Document passage:
-*-

In Timbuktu, al-Qaeda left behind a manifesto spelling out strategy for conquering northern Mali

Al Qaida

"The current baby is in its first days, crawling on its knees, and has not yet stood on its two legs,'' he writes. "If we really want it to stand on its own two feet in this world full of enemies waiting to pounce, we must ease its burden, take it by the hand, help it and support it until its stands.''

He scolds his fighters for being too forceful and warns that if they don't ease off, their entire project could be thrown into jeopardy: "Every mistake in this important stage of the life of the baby will be a heavy burden on his shoulders. The larger the mistake, the heavier the burden on his back, and we could end up suffocating him suddenly and causing his death.''

The letter is divided into six chapters, three of which the AP recovered, along with loose pages, on the floor of the Ministry of Finance's Regional Audit Department. Residents say the building, one of several the Islamic extremists took over in this ancient city of sundried, mud-brick homes, was particularly well-guarded with two checkpoints, and a zigzag of barriers at the entrance.

-*-

Material supplied:
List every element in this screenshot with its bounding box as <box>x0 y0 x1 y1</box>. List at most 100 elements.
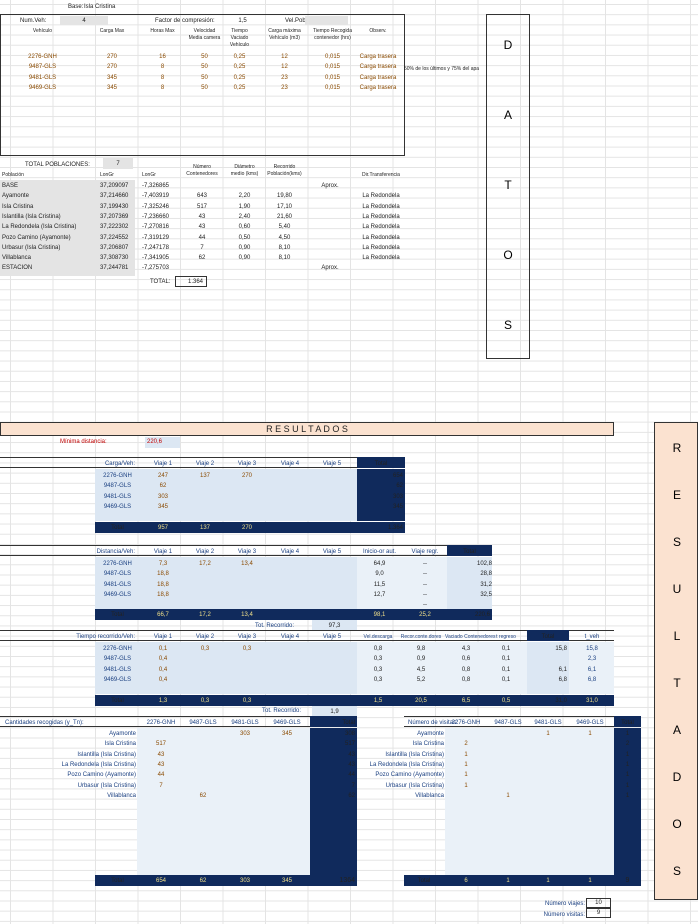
cant-col-header: 2276-GNH <box>140 718 182 728</box>
dist-cell: 9,0 <box>357 569 402 579</box>
vehicle-cell: 50 <box>187 83 222 93</box>
vis-col-header: 9469-GLS <box>569 718 611 728</box>
cant-pob: Urbasur (Isla Cristina) <box>0 781 136 791</box>
dist-veh: 9469-GLS <box>95 590 140 600</box>
pob-cell: La Redondela <box>356 202 406 212</box>
veh-header-cell: Carga Max <box>97 28 127 35</box>
vehicle-cell: 0,015 <box>310 62 355 72</box>
pob-cell: 0,60 <box>227 222 262 232</box>
cant-cell: 43 <box>140 750 182 760</box>
tiempo-tveh-cell: 6,1 <box>571 665 613 675</box>
vis-pob: Villablanca <box>358 791 444 801</box>
viaje-header: Viaje 1 <box>143 459 183 469</box>
viaje-header: Viaje 4 <box>270 459 310 469</box>
carga-veh: 9487-GLS <box>95 481 140 491</box>
tiempo-foot-tveh: 31,0 <box>571 696 613 706</box>
pob-cell: 7 <box>182 243 222 253</box>
tiempo-cell: 0,1 <box>485 644 527 654</box>
pob-cell: La Redondela <box>356 212 406 222</box>
vis-cell: 1 <box>487 791 529 801</box>
vehicle-cell: Carga trasera <box>358 83 398 93</box>
dist-extra: Viaje regr. <box>405 547 445 557</box>
pob-cell: BASE <box>2 181 97 191</box>
tiempo-foot-cell: 6,5 <box>445 696 487 706</box>
pob-header-cell: Recorrido Población(kms) <box>262 164 307 178</box>
tiempo-cell: 0,1 <box>485 665 527 675</box>
cant-total-cell: 7 <box>310 781 355 791</box>
vis-cell: 1 <box>445 750 487 760</box>
vehicle-note: 50% de los últimos y 75% del apa <box>404 64 479 74</box>
vis-cell: 1 <box>445 770 487 780</box>
factor-value[interactable]: 1,5 <box>225 16 260 26</box>
vehicle-cell: 0,25 <box>222 62 257 72</box>
dist-foot-cell: 13,4 <box>227 610 267 620</box>
dist-cell: 18,8 <box>143 569 183 579</box>
veh-header-cell: Vehículo <box>20 28 65 35</box>
num-veh-value[interactable]: 4 <box>60 16 108 26</box>
viaje-header: Viaje 2 <box>185 547 225 557</box>
pob-header-cell: Población <box>2 172 97 179</box>
pob-cell: 2,40 <box>227 212 262 222</box>
pob-cell: -7,325246 <box>142 202 182 212</box>
cant-cell: 345 <box>266 729 308 739</box>
poblaciones-value[interactable]: 7 <box>103 159 133 169</box>
tiempo-total-cell: 15,8 <box>527 644 567 654</box>
carga-cell: 270 <box>227 471 267 481</box>
cant-cell: 62 <box>182 791 224 801</box>
dist-veh: 9487-GLS <box>95 569 140 579</box>
vis-pob: Ayamonte <box>358 729 444 739</box>
tiempo-cell: 0,1 <box>485 675 527 685</box>
pob-cell: 37,209097 <box>100 181 140 191</box>
vel-label: Vel.Pob: <box>285 16 307 26</box>
pob-cell: -7,341905 <box>142 253 182 263</box>
veh-header-cell: Tiempo Recogida contenedor (hrs) <box>310 28 355 42</box>
dist-foot-label: Total <box>95 610 140 620</box>
num-visitas-value: 9 <box>586 908 611 918</box>
datos-letter: O <box>496 250 520 260</box>
tiempo-cell: 9,8 <box>400 644 442 654</box>
pob-cell: -7,275703 <box>142 263 182 273</box>
vis-total-cell: 1 <box>614 770 641 780</box>
dist-cell: -- <box>405 559 445 569</box>
dist-cell: 13,4 <box>227 559 267 569</box>
pob-cell: 17,10 <box>262 202 307 212</box>
cant-total-cell: 517 <box>310 739 355 749</box>
cant-foot-cell: 654 <box>140 876 182 886</box>
tiempo-cell: 0,3 <box>185 644 225 654</box>
carga-cell: 137 <box>185 471 225 481</box>
tiempo-extra: Vaciado Contenedores <box>445 632 487 642</box>
tiempo-cell: 0,4 <box>143 675 183 685</box>
cant-pob: La Redondela (Isla Cristina) <box>0 760 136 770</box>
cant-cell: 303 <box>224 729 266 739</box>
viaje-header: Viaje 1 <box>143 547 183 557</box>
pob-cell: Islantilla (Isla Cristina) <box>2 212 97 222</box>
pob-cell: 37,244781 <box>100 263 140 273</box>
vis-pob: Pozo Camino (Ayamonte) <box>358 770 444 780</box>
carga-label: Carga/Veh: <box>40 459 135 469</box>
vehicle-cell: 345 <box>97 83 127 93</box>
poblaciones-label: TOTAL POBLACIONES: <box>25 160 90 170</box>
dist-cell: 11,5 <box>357 580 402 590</box>
viaje-header: Viaje 4 <box>270 547 310 557</box>
vehicle-cell: Carga trasera <box>358 73 398 83</box>
vehicle-cell: 345 <box>97 73 127 83</box>
dist-foot-cell: 66,7 <box>143 610 183 620</box>
cant-label: Cantidades recogidas (y_Tn): <box>5 718 135 728</box>
resultados-letter: T <box>665 678 689 688</box>
dist-total-header: Total <box>447 547 492 557</box>
veh-header-cell: Carga máxima Vehículo (m3) <box>262 28 307 42</box>
pob-cell: Ayamonte <box>2 191 97 201</box>
datos-letter: A <box>496 110 520 120</box>
viaje-header: Viaje 2 <box>185 459 225 469</box>
pob-cell: -7,247178 <box>142 243 182 253</box>
dist-label: Distancia/Veh: <box>40 547 135 557</box>
dist-total-cell: 31,2 <box>447 580 492 590</box>
tiempo-cell: 0,4 <box>143 654 183 664</box>
vis-pob: Islantilla (Isla Cristina) <box>358 750 444 760</box>
vehicle-cell: Carga trasera <box>358 62 398 72</box>
pob-header-cell: Diámetro medio (kms) <box>227 164 262 178</box>
vehicle-cell: 0,25 <box>222 73 257 83</box>
veh-header-cell: Horas Max <box>145 28 180 35</box>
resultados-letter: R <box>665 443 689 453</box>
vis-foot-total: 9 <box>614 876 641 886</box>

-*-

Problem A:
In the Timbuktu article, condense the paragraph beginning "The letter is divided into six chapters" into two sentences, keeping its main facts.
Problem B:
Extend the Timbuktu article by one paragraph, picking up after its final sentence.
The items are drawn from a separate source and have no connection to the Timbuktu article.

Reply A:
The AP recovered three of the letter's six chapters, along with loose pages, on the floor of the Ministry of Finance's Regional Audit Department. Residents say the extremists had taken over this building, one of several they seized in the city, and guarded it heavily with two checkpoints and a zigzag of barriers at the entrance.

Reply B:
Droukdel's letter is one of only a few internal documents between commanders of al-Qaeda's African wing that have been found, and possibly the first to be made public, according to University of Toulouse Islamic scholar Mathieu Guidere. It is numbered 33/234, a system reserved for al-Qaida's internal communications, said Guidere, who helps oversee a database of documents generated by extremists, including Droukdel.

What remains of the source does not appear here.